» Provided records:
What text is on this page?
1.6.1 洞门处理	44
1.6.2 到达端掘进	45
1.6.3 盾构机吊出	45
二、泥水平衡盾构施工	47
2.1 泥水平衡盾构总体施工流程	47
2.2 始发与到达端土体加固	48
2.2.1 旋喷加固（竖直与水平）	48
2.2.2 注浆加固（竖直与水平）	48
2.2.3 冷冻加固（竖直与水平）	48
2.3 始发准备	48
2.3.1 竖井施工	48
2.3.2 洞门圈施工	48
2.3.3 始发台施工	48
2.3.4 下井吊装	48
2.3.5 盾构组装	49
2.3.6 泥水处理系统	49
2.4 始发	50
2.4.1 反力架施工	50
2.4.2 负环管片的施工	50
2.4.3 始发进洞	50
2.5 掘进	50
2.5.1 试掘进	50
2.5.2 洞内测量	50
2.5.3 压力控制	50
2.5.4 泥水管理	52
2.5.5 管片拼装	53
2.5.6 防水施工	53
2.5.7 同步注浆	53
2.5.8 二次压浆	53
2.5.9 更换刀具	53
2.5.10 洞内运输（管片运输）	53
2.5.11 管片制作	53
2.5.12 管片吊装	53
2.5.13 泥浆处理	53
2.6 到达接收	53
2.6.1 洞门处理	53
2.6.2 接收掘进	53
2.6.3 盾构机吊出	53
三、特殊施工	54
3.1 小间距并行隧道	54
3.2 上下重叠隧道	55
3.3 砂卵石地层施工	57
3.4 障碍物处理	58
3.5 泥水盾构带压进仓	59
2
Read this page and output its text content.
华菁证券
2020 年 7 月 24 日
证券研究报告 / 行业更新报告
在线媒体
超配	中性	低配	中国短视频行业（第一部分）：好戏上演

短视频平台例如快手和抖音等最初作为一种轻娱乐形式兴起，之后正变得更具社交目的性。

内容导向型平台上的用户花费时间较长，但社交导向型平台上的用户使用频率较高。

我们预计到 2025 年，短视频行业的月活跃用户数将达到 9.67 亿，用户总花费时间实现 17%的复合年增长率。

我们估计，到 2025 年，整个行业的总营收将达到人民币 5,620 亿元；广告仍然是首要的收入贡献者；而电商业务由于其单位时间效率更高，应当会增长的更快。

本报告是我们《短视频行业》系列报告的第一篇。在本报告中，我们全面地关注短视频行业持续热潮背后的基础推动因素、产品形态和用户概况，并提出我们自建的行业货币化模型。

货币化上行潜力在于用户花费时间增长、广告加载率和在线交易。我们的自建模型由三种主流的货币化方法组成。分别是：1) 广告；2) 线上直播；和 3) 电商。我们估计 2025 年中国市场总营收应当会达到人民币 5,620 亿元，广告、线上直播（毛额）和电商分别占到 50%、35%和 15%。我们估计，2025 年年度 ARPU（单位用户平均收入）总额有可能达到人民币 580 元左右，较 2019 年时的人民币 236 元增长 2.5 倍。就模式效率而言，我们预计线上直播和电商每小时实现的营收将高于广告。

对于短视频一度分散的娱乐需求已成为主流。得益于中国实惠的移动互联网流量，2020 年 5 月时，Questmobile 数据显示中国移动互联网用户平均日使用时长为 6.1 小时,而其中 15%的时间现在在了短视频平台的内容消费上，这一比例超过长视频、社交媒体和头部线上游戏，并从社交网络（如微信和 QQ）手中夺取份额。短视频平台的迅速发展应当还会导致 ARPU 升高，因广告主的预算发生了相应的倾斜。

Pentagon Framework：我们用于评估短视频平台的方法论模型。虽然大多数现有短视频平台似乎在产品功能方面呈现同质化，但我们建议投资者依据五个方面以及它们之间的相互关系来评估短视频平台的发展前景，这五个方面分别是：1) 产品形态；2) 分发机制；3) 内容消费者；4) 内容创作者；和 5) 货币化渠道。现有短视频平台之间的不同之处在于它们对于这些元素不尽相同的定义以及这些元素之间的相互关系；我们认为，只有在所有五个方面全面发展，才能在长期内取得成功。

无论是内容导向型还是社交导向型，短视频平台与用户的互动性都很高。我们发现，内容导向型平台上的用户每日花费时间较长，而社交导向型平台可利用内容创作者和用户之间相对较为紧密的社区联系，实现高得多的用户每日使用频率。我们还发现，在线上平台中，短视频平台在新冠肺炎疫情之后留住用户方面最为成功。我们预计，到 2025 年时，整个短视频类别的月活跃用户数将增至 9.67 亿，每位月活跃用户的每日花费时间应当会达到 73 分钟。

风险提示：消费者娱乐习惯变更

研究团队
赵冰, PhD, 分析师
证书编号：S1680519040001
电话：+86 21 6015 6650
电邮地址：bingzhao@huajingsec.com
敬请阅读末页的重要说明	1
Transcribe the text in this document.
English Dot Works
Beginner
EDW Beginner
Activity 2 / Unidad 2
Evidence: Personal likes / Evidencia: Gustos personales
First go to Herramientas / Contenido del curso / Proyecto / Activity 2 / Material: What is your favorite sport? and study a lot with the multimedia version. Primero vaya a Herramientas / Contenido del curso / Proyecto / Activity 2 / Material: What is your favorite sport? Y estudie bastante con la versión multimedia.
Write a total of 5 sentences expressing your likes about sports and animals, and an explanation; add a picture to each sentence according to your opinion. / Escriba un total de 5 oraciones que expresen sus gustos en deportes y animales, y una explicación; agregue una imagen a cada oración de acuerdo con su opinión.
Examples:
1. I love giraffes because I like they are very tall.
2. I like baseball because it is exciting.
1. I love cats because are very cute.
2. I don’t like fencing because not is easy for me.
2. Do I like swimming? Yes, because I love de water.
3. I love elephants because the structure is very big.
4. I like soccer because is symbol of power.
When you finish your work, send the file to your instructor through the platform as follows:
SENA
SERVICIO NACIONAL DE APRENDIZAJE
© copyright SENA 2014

» Set exercise:
Take the material above and return all of it exactly.

» Exercise output:
What text is on this page?
1.6.1 洞门处理	44
1.6.2 到达端掘进	45
1.6.3 盾构机吊出	45
二、泥水平衡盾构施工	47
2.1 泥水平衡盾构总体施工流程	47
2.2 始发与到达端土体加固	48
2.2.1 旋喷加固（竖直与水平）	48
2.2.2 注浆加固（竖直与水平）	48
2.2.3 冷冻加固（竖直与水平）	48
2.3 始发准备	48
2.3.1 竖井施工	48
2.3.2 洞门圈施工	48
2.3.3 始发台施工	48
2.3.4 下井吊装	48
2.3.5 盾构组装	49
2.3.6 泥水处理系统	49
2.4 始发	50
2.4.1 反力架施工	50
2.4.2 负环管片的施工	50
2.4.3 始发进洞	50
2.5 掘进	50
2.5.1 试掘进	50
2.5.2 洞内测量	50
2.5.3 压力控制	50
2.5.4 泥水管理	52
2.5.5 管片拼装	53
2.5.6 防水施工	53
2.5.7 同步注浆	53
2.5.8 二次压浆	53
2.5.9 更换刀具	53
2.5.10 洞内运输（管片运输）	53
2.5.11 管片制作	53
2.5.12 管片吊装	53
2.5.13 泥浆处理	53
2.6 到达接收	53
2.6.1 洞门处理	53
2.6.2 接收掘进	53
2.6.3 盾构机吊出	53
三、特殊施工	54
3.1 小间距并行隧道	54
3.2 上下重叠隧道	55
3.3 砂卵石地层施工	57
3.4 障碍物处理	58
3.5 泥水盾构带压进仓	59
2
Read this page and output its text content.
华菁证券
2020 年 7 月 24 日
证券研究报告 / 行业更新报告
在线媒体
超配	中性	低配	中国短视频行业（第一部分）：好戏上演

短视频平台例如快手和抖音等最初作为一种轻娱乐形式兴起，之后正变得更具社交目的性。

内容导向型平台上的用户花费时间较长，但社交导向型平台上的用户使用频率较高。

我们预计到 2025 年，短视频行业的月活跃用户数将达到 9.67 亿，用户总花费时间实现 17%的复合年增长率。

我们估计，到 2025 年，整个行业的总营收将达到人民币 5,620 亿元；广告仍然是首要的收入贡献者；而电商业务由于其单位时间效率更高，应当会增长的更快。

本报告是我们《短视频行业》系列报告的第一篇。在本报告中，我们全面地关注短视频行业持续热潮背后的基础推动因素、产品形态和用户概况，并提出我们自建的行业货币化模型。

货币化上行潜力在于用户花费时间增长、广告加载率和在线交易。我们的自建模型由三种主流的货币化方法组成。分别是：1) 广告；2) 线上直播；和 3) 电商。我们估计 2025 年中国市场总营收应当会达到人民币 5,620 亿元，广告、线上直播（毛额）和电商分别占到 50%、35%和 15%。我们估计，2025 年年度 ARPU（单位用户平均收入）总额有可能达到人民币 580 元左右，较 2019 年时的人民币 236 元增长 2.5 倍。就模式效率而言，我们预计线上直播和电商每小时实现的营收将高于广告。

对于短视频一度分散的娱乐需求已成为主流。得益于中国实惠的移动互联网流量，2020 年 5 月时，Questmobile 数据显示中国移动互联网用户平均日使用时长为 6.1 小时,而其中 15%的时间现在在了短视频平台的内容消费上，这一比例超过长视频、社交媒体和头部线上游戏，并从社交网络（如微信和 QQ）手中夺取份额。短视频平台的迅速发展应当还会导致 ARPU 升高，因广告主的预算发生了相应的倾斜。

Pentagon Framework：我们用于评估短视频平台的方法论模型。虽然大多数现有短视频平台似乎在产品功能方面呈现同质化，但我们建议投资者依据五个方面以及它们之间的相互关系来评估短视频平台的发展前景，这五个方面分别是：1) 产品形态；2) 分发机制；3) 内容消费者；4) 内容创作者；和 5) 货币化渠道。现有短视频平台之间的不同之处在于它们对于这些元素不尽相同的定义以及这些元素之间的相互关系；我们认为，只有在所有五个方面全面发展，才能在长期内取得成功。

无论是内容导向型还是社交导向型，短视频平台与用户的互动性都很高。我们发现，内容导向型平台上的用户每日花费时间较长，而社交导向型平台可利用内容创作者和用户之间相对较为紧密的社区联系，实现高得多的用户每日使用频率。我们还发现，在线上平台中，短视频平台在新冠肺炎疫情之后留住用户方面最为成功。我们预计，到 2025 年时，整个短视频类别的月活跃用户数将增至 9.67 亿，每位月活跃用户的每日花费时间应当会达到 73 分钟。

风险提示：消费者娱乐习惯变更

研究团队
赵冰, PhD, 分析师
证书编号：S1680519040001
电话：+86 21 6015 6650
电邮地址：bingzhao@huajingsec.com
敬请阅读末页的重要说明	1
Transcribe the text in this document.
English Dot Works
Beginner
EDW Beginner
Activity 2 / Unidad 2
Evidence: Personal likes / Evidencia: Gustos personales
First go to Herramientas / Contenido del curso / Proyecto / Activity 2 / Material: What is your favorite sport? and study a lot with the multimedia version. Primero vaya a Herramientas / Contenido del curso / Proyecto / Activity 2 / Material: What is your favorite sport? Y estudie bastante con la versión multimedia.
Write a total of 5 sentences expressing your likes about sports and animals, and an explanation; add a picture to each sentence according to your opinion. / Escriba un total de 5 oraciones que expresen sus gustos en deportes y animales, y una explicación; agregue una imagen a cada oración de acuerdo con su opinión.
Examples:
1. I love giraffes because I like they are very tall.
2. I like baseball because it is exciting.
1. I love cats because are very cute.
2. I don’t like fencing because not is easy for me.
2. Do I like swimming? Yes, because I love de water.
3. I love elephants because the structure is very big.
4. I like soccer because is symbol of power.
When you finish your work, send the file to your instructor through the platform as follows:
SENA
SERVICIO NACIONAL DE APRENDIZAJE
© copyright SENA 2014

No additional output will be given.